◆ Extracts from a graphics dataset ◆
=-=-=-=-=
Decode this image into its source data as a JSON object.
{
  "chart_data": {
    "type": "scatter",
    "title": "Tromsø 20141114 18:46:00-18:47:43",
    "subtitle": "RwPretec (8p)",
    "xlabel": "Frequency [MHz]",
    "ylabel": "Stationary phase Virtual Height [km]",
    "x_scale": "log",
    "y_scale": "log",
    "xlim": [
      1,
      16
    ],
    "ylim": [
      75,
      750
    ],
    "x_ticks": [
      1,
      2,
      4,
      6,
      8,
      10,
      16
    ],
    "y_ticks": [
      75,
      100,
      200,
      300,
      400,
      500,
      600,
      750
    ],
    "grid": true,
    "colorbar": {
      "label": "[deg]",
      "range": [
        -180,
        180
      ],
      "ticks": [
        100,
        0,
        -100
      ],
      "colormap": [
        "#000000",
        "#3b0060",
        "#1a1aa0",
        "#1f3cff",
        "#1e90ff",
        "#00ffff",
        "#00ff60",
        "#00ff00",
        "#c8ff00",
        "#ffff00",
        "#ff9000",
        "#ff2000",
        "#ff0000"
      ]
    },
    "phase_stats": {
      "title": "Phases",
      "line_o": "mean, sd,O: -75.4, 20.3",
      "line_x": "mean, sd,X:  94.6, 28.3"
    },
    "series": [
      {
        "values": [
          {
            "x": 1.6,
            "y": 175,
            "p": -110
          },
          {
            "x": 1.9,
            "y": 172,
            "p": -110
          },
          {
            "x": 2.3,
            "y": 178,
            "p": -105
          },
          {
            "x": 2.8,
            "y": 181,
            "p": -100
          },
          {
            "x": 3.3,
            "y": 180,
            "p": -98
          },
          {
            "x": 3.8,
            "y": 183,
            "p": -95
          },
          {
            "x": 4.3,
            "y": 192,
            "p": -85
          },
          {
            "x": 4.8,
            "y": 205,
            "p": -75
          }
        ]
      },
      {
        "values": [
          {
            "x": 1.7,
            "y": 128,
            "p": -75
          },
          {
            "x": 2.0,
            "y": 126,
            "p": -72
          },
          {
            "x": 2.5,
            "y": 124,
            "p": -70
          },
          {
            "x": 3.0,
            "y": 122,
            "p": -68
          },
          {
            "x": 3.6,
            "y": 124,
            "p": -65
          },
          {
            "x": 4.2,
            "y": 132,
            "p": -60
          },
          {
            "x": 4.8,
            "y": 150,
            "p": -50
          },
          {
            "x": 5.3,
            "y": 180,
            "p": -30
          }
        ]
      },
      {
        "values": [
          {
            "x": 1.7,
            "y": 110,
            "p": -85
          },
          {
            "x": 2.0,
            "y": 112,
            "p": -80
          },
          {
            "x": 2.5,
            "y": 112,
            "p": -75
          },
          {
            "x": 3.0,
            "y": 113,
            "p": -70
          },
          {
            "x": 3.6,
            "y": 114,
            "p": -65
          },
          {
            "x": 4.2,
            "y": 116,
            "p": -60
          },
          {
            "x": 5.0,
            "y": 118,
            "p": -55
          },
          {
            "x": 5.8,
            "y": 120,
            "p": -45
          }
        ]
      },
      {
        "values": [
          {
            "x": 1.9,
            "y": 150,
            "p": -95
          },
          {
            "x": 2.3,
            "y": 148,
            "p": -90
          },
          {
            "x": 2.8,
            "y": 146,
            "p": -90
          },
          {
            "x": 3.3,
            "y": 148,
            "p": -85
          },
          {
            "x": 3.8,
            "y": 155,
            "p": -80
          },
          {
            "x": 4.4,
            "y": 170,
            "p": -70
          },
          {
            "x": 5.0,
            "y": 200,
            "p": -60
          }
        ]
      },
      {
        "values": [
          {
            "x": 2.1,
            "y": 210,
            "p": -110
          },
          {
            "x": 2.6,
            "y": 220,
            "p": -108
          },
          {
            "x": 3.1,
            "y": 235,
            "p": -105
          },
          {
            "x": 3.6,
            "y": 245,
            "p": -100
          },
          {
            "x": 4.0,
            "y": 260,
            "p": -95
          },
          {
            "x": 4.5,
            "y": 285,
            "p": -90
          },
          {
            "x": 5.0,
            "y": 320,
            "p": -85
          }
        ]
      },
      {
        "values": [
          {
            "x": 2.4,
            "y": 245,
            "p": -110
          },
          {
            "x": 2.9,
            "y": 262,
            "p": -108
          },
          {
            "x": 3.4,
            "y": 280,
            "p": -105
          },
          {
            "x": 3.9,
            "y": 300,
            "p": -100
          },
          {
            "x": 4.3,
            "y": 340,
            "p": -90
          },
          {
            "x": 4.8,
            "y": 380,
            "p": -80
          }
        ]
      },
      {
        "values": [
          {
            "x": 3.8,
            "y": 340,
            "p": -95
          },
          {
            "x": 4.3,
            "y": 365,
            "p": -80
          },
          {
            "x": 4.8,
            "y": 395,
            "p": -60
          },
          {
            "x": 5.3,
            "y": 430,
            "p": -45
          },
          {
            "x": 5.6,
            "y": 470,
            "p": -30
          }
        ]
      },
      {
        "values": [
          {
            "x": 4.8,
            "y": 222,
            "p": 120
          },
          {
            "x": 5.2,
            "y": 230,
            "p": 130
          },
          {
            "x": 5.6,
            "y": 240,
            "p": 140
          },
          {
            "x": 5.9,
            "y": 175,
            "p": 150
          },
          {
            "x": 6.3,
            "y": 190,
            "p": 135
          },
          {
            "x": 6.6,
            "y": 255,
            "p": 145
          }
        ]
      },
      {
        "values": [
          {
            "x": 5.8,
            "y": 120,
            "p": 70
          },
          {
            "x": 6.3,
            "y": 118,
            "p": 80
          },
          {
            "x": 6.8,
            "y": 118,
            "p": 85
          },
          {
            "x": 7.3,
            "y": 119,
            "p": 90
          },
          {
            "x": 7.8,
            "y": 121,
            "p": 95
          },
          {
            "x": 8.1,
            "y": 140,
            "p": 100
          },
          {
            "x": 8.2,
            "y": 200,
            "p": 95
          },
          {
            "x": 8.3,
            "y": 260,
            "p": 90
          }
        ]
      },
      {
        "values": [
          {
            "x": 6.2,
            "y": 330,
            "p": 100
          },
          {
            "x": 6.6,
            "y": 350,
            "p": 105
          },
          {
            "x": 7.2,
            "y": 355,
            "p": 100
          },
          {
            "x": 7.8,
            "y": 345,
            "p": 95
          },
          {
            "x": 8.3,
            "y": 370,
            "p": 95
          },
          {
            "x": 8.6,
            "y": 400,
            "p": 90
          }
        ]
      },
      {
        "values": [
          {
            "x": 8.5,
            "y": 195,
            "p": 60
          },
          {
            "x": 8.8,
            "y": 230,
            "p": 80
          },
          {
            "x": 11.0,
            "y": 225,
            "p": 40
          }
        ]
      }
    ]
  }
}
=-=-=-=-=
◆ WHAT YOU SHOULD DO ◆
Type out all of the material again, word for word.

◆ SOLUTION TO THE EXERCISE ◆
Decode this image into its source data as a JSON object.
{
  "chart_data": {
    "type": "scatter",
    "title": "Tromsø 20141114 18:46:00-18:47:43",
    "subtitle": "RwPretec (8p)",
    "xlabel": "Frequency [MHz]",
    "ylabel": "Stationary phase Virtual Height [km]",
    "x_scale": "log",
    "y_scale": "log",
    "xlim": [
      1,
      16
    ],
    "ylim": [
      75,
      750
    ],
    "x_ticks": [
      1,
      2,
      4,
      6,
      8,
      10,
      16
    ],
    "y_ticks": [
      75,
      100,
      200,
      300,
      400,
      500,
      600,
      750
    ],
    "grid": true,
    "colorbar": {
      "label": "[deg]",
      "range": [
        -180,
        180
      ],
      "ticks": [
        100,
        0,
        -100
      ],
      "colormap": [
        "#000000",
        "#3b0060",
        "#1a1aa0",
        "#1f3cff",
        "#1e90ff",
        "#00ffff",
        "#00ff60",
        "#00ff00",
        "#c8ff00",
        "#ffff00",
        "#ff9000",
        "#ff2000",
        "#ff0000"
      ]
    },
    "phase_stats": {
      "title": "Phases",
      "line_o": "mean, sd,O: -75.4, 20.3",
      "line_x": "mean, sd,X:  94.6, 28.3"
    },
    "series": [
      {
        "values": [
          {
            "x": 1.6,
            "y": 175,
            "p": -110
          },
          {
            "x": 1.9,
            "y": 172,
            "p": -110
          },
          {
            "x": 2.3,
            "y": 178,
            "p": -105
          },
          {
            "x": 2.8,
            "y": 181,
            "p": -100
          },
          {
            "x": 3.3,
            "y": 180,
            "p": -98
          },
          {
            "x": 3.8,
            "y": 183,
            "p": -95
          },
          {
            "x": 4.3,
            "y": 192,
            "p": -85
          },
          {
            "x": 4.8,
            "y": 205,
            "p": -75
          }
        ]
      },
      {
        "values": [
          {
            "x": 1.7,
            "y": 128,
            "p": -75
          },
          {
            "x": 2.0,
            "y": 126,
            "p": -72
          },
          {
            "x": 2.5,
            "y": 124,
            "p": -70
          },
          {
            "x": 3.0,
            "y": 122,
            "p": -68
          },
          {
            "x": 3.6,
            "y": 124,
            "p": -65
          },
          {
            "x": 4.2,
            "y": 132,
            "p": -60
          },
          {
            "x": 4.8,
            "y": 150,
            "p": -50
          },
          {
            "x": 5.3,
            "y": 180,
            "p": -30
          }
        ]
      },
      {
        "values": [
          {
            "x": 1.7,
            "y": 110,
            "p": -85
          },
          {
            "x": 2.0,
            "y": 112,
            "p": -80
          },
          {
            "x": 2.5,
            "y": 112,
            "p": -75
          },
          {
            "x": 3.0,
            "y": 113,
            "p": -70
          },
          {
            "x": 3.6,
            "y": 114,
            "p": -65
          },
          {
            "x": 4.2,
            "y": 116,
            "p": -60
          },
          {
            "x": 5.0,
            "y": 118,
            "p": -55
          },
          {
            "x": 5.8,
            "y": 120,
            "p": -45
          }
        ]
      },
      {
        "values": [
          {
            "x": 1.9,
            "y": 150,
            "p": -95
          },
          {
            "x": 2.3,
            "y": 148,
            "p": -90
          },
          {
            "x": 2.8,
            "y": 146,
            "p": -90
          },
          {
            "x": 3.3,
            "y": 148,
            "p": -85
          },
          {
            "x": 3.8,
            "y": 155,
            "p": -80
          },
          {
            "x": 4.4,
            "y": 170,
            "p": -70
          },
          {
            "x": 5.0,
            "y": 200,
            "p": -60
          }
        ]
      },
      {
        "values": [
          {
            "x": 2.1,
            "y": 210,
            "p": -110
          },
          {
            "x": 2.6,
            "y": 220,
            "p": -108
          },
          {
            "x": 3.1,
            "y": 235,
            "p": -105
          },
          {
            "x": 3.6,
            "y": 245,
            "p": -100
          },
          {
            "x": 4.0,
            "y": 260,
            "p": -95
          },
          {
            "x": 4.5,
            "y": 285,
            "p": -90
          },
          {
            "x": 5.0,
            "y": 320,
            "p": -85
          }
        ]
      },
      {
        "values": [
          {
            "x": 2.4,
            "y": 245,
            "p": -110
          },
          {
            "x": 2.9,
            "y": 262,
            "p": -108
          },
          {
            "x": 3.4,
            "y": 280,
            "p": -105
          },
          {
            "x": 3.9,
            "y": 300,
            "p": -100
          },
          {
            "x": 4.3,
            "y": 340,
            "p": -90
          },
          {
            "x": 4.8,
            "y": 380,
            "p": -80
          }
        ]
      },
      {
        "values": [
          {
            "x": 3.8,
            "y": 340,
            "p": -95
          },
          {
            "x": 4.3,
            "y": 365,
            "p": -80
          },
          {
            "x": 4.8,
            "y": 395,
            "p": -60
          },
          {
            "x": 5.3,
            "y": 430,
            "p": -45
          },
          {
            "x": 5.6,
            "y": 470,
            "p": -30
          }
        ]
      },
      {
        "values": [
          {
            "x": 4.8,
            "y": 222,
            "p": 120
          },
          {
            "x": 5.2,
            "y": 230,
            "p": 130
          },
          {
            "x": 5.6,
            "y": 240,
            "p": 140
          },
          {
            "x": 5.9,
            "y": 175,
            "p": 150
          },
          {
            "x": 6.3,
            "y": 190,
            "p": 135
          },
          {
            "x": 6.6,
            "y": 255,
            "p": 145
          }
        ]
      },
      {
        "values": [
          {
            "x": 5.8,
            "y": 120,
            "p": 70
          },
          {
            "x": 6.3,
            "y": 118,
            "p": 80
          },
          {
            "x": 6.8,
            "y": 118,
            "p": 85
          },
          {
            "x": 7.3,
            "y": 119,
            "p": 90
          },
          {
            "x": 7.8,
            "y": 121,
            "p": 95
          },
          {
            "x": 8.1,
            "y": 140,
            "p": 100
          },
          {
            "x": 8.2,
            "y": 200,
            "p": 95
          },
          {
            "x": 8.3,
            "y": 260,
            "p": 90
          }
        ]
      },
      {
        "values": [
          {
            "x": 6.2,
            "y": 330,
            "p": 100
          },
          {
            "x": 6.6,
            "y": 350,
            "p": 105
          },
          {
            "x": 7.2,
            "y": 355,
            "p": 100
          },
          {
            "x": 7.8,
            "y": 345,
            "p": 95
          },
          {
            "x": 8.3,
            "y": 370,
            "p": 95
          },
          {
            "x": 8.6,
            "y": 400,
            "p": 90
          }
        ]
      },
      {
        "values": [
          {
            "x": 8.5,
            "y": 195,
            "p": 60
          },
          {
            "x": 8.8,
            "y": 230,
            "p": 80
          },
          {
            "x": 11.0,
            "y": 225,
            "p": 40
          }
        ]
      }
    ]
  }
}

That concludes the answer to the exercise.